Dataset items

■ ■ ■

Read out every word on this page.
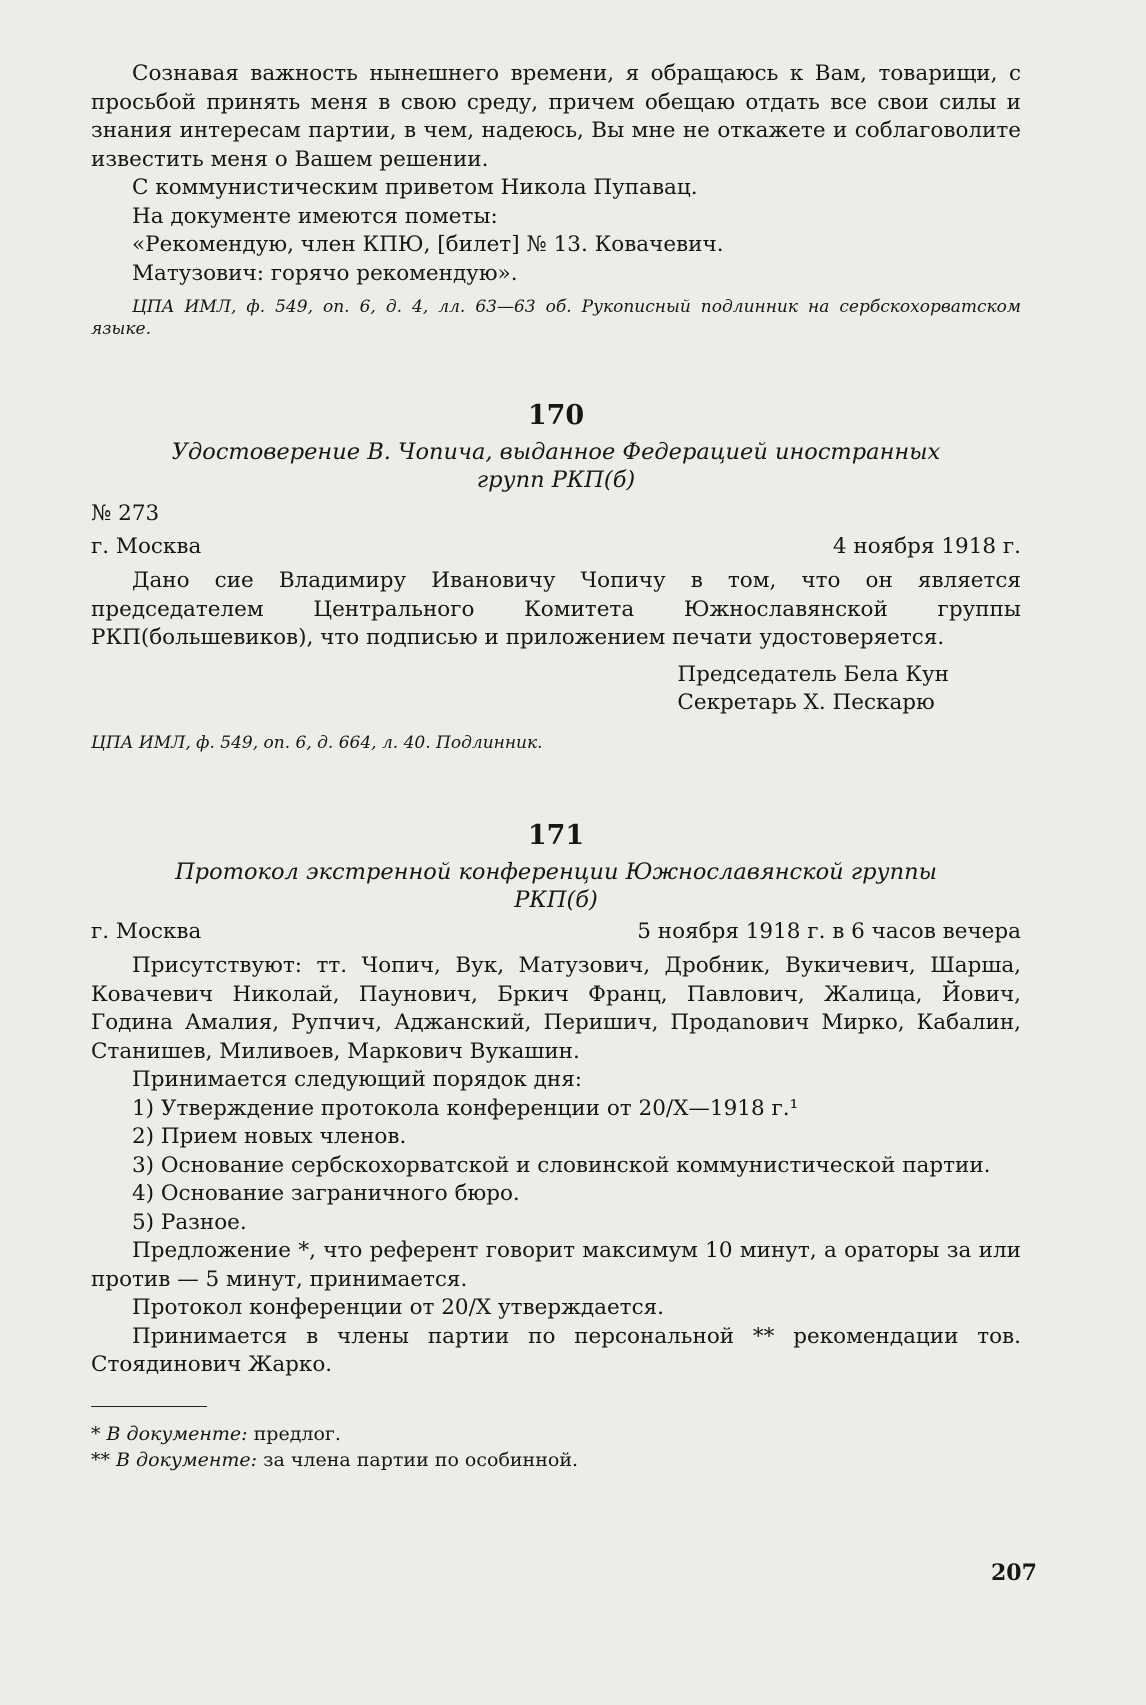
Сознавая важность нынешнего времени, я обращаюсь к Вам, товарищи, с просьбой принять меня в свою среду, причем обещаю отдать все свои силы и знания интересам партии, в чем, надеюсь, Вы мне не откажете и соблаговолите известить меня о Вашем решении.

С коммунистическим приветом Никола Пупавац.

На документе имеются пометы:

«Рекомендую, член КПЮ, [билет] № 13. Ковачевич.

Матузович: горячо рекомендую».

ЦПА ИМЛ, ф. 549, оп. 6, д. 4, лл. 63—63 об. Рукописный подлинник на сербскохорватском языке.

170
Удостоверение В. Чопича, выданное Федерацией иностранных групп РКП(б)

№ 273

г. Москва	4 ноября 1918 г.

Дано сие Владимиру Ивановичу Чопичу в том, что он является председателем Центрального Комитета Южнославянской группы РКП(большевиков), что подписью и приложением печати удостоверяется.

Председатель Бела Кун
Секретарь Х. Пескарю

ЦПА ИМЛ, ф. 549, оп. 6, д. 664, л. 40. Подлинник.

171
Протокол экстренной конференции Южнославянской группы РКП(б)
г. Москва	5 ноября 1918 г. в 6 часов вечера

Присутствуют: тт. Чопич, Вук, Матузович, Дробник, Вукичевич, Шарша, Ковачевич Николай, Паунович, Бркич Франц, Павлович, Жалица, Йович, Година Амалия, Рупчич, Аджанский, Перишич, Продanoвич Мирко, Кабалин, Станишев, Миливоев, Маркович Вукашин.

Принимается следующий порядок дня:

1) Утверждение протокола конференции от 20/X—1918 г.¹

2) Прием новых членов.

3) Основание сербскохорватской и словинской коммунистической партии.

4) Основание заграничного бюро.

5) Разное.

Предложение *, что референт говорит максимум 10 минут, а ораторы за или против — 5 минут, принимается.

Протокол конференции от 20/X утверждается.

Принимается в члены партии по персональной ** рекомендации тов. Стоядинович Жарко.

* В документе: предлог.
** В документе: за члена партии по особинной.
207
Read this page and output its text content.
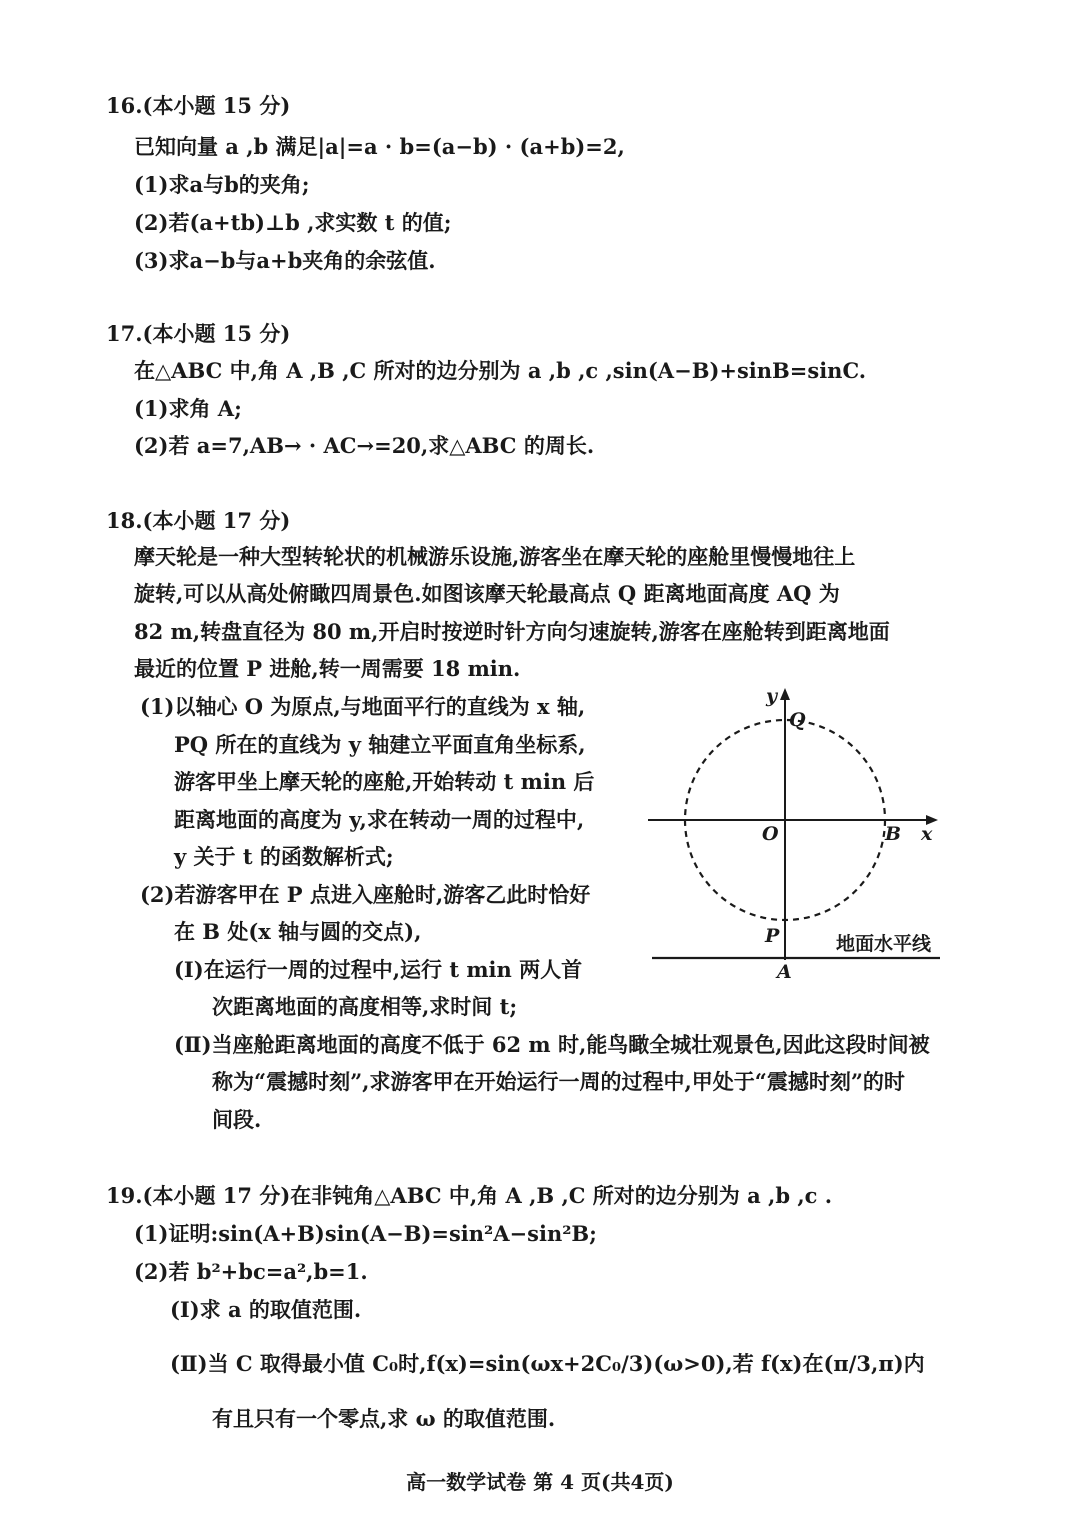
16.(本小题 15 分)
已知向量 a ,b 满足|a|=a · b=(a−b) · (a+b)=2,
(1)求a与b的夹角;
(2)若(a+tb)⊥b ,求实数 t 的值;
(3)求a−b与a+b夹角的余弦值.
17.(本小题 15 分)
在△ABC 中,角 A ,B ,C 所对的边分别为 a ,b ,c ,sin(A−B)+sinB=sinC.
(1)求角 A;
(2)若 a=7,AB→ · AC→=20,求△ABC 的周长.
18.(本小题 17 分)
摩天轮是一种大型转轮状的机械游乐设施,游客坐在摩天轮的座舱里慢慢地往上
旋转,可以从高处俯瞰四周景色.如图该摩天轮最高点 Q 距离地面高度 AQ 为
82 m,转盘直径为 80 m,开启时按逆时针方向匀速旋转,游客在座舱转到距离地面
最近的位置 P 进舱,转一周需要 18 min.
(1)以轴心 O 为原点,与地面平行的直线为 x 轴,
PQ 所在的直线为 y 轴建立平面直角坐标系,
游客甲坐上摩天轮的座舱,开始转动 t min 后
距离地面的高度为 y,求在转动一周的过程中,
y 关于 t 的函数解析式;
(2)若游客甲在 P 点进入座舱时,游客乙此时恰好
在 B 处(x 轴与圆的交点),
(Ⅰ)在运行一周的过程中,运行 t min 两人首
次距离地面的高度相等,求时间 t;
(Ⅱ)当座舱距离地面的高度不低于 62 m 时,能鸟瞰全城壮观景色,因此这段时间被
称为“震撼时刻”,求游客甲在开始运行一周的过程中,甲处于“震撼时刻”的时
间段.
y
Q
O	B x
P
A
地面水平线
19.(本小题 17 分)在非钝角△ABC 中,角 A ,B ,C 所对的边分别为 a ,b ,c .
(1)证明:sin(A+B)sin(A−B)=sin²A−sin²B;
(2)若 b²+bc=a²,b=1.
(Ⅰ)求 a 的取值范围.
(Ⅱ)当 C 取得最小值 C₀时,f(x)=sin(ωx+2C₀/3)(ω>0),若 f(x)在(π/3,π)内
有且只有一个零点,求 ω 的取值范围.
高一数学试卷 第 4 页(共4页)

■ ■ ■

Quote exactly the lines from the one that contains "Read this page and output its text content." through the end of the listing above, both ends included, leaving out the pictures.

Read this page and output its text content.
16.(本小题 15 分)
已知向量 a ,b 满足|a|=a · b=(a−b) · (a+b)=2,
(1)求a与b的夹角;
(2)若(a+tb)⊥b ,求实数 t 的值;
(3)求a−b与a+b夹角的余弦值.
17.(本小题 15 分)
在△ABC 中,角 A ,B ,C 所对的边分别为 a ,b ,c ,sin(A−B)+sinB=sinC.
(1)求角 A;
(2)若 a=7,AB→ · AC→=20,求△ABC 的周长.
18.(本小题 17 分)
摩天轮是一种大型转轮状的机械游乐设施,游客坐在摩天轮的座舱里慢慢地往上
旋转,可以从高处俯瞰四周景色.如图该摩天轮最高点 Q 距离地面高度 AQ 为
82 m,转盘直径为 80 m,开启时按逆时针方向匀速旋转,游客在座舱转到距离地面
最近的位置 P 进舱,转一周需要 18 min.
(1)以轴心 O 为原点,与地面平行的直线为 x 轴,
PQ 所在的直线为 y 轴建立平面直角坐标系,
游客甲坐上摩天轮的座舱,开始转动 t min 后
距离地面的高度为 y,求在转动一周的过程中,
y 关于 t 的函数解析式;
(2)若游客甲在 P 点进入座舱时,游客乙此时恰好
在 B 处(x 轴与圆的交点),
(Ⅰ)在运行一周的过程中,运行 t min 两人首
次距离地面的高度相等,求时间 t;
(Ⅱ)当座舱距离地面的高度不低于 62 m 时,能鸟瞰全城壮观景色,因此这段时间被
称为“震撼时刻”,求游客甲在开始运行一周的过程中,甲处于“震撼时刻”的时
间段.
y
Q
O	B x
P
A
地面水平线
19.(本小题 17 分)在非钝角△ABC 中,角 A ,B ,C 所对的边分别为 a ,b ,c .
(1)证明:sin(A+B)sin(A−B)=sin²A−sin²B;
(2)若 b²+bc=a²,b=1.
(Ⅰ)求 a 的取值范围.
(Ⅱ)当 C 取得最小值 C₀时,f(x)=sin(ωx+2C₀/3)(ω>0),若 f(x)在(π/3,π)内
有且只有一个零点,求 ω 的取值范围.
高一数学试卷 第 4 页(共4页)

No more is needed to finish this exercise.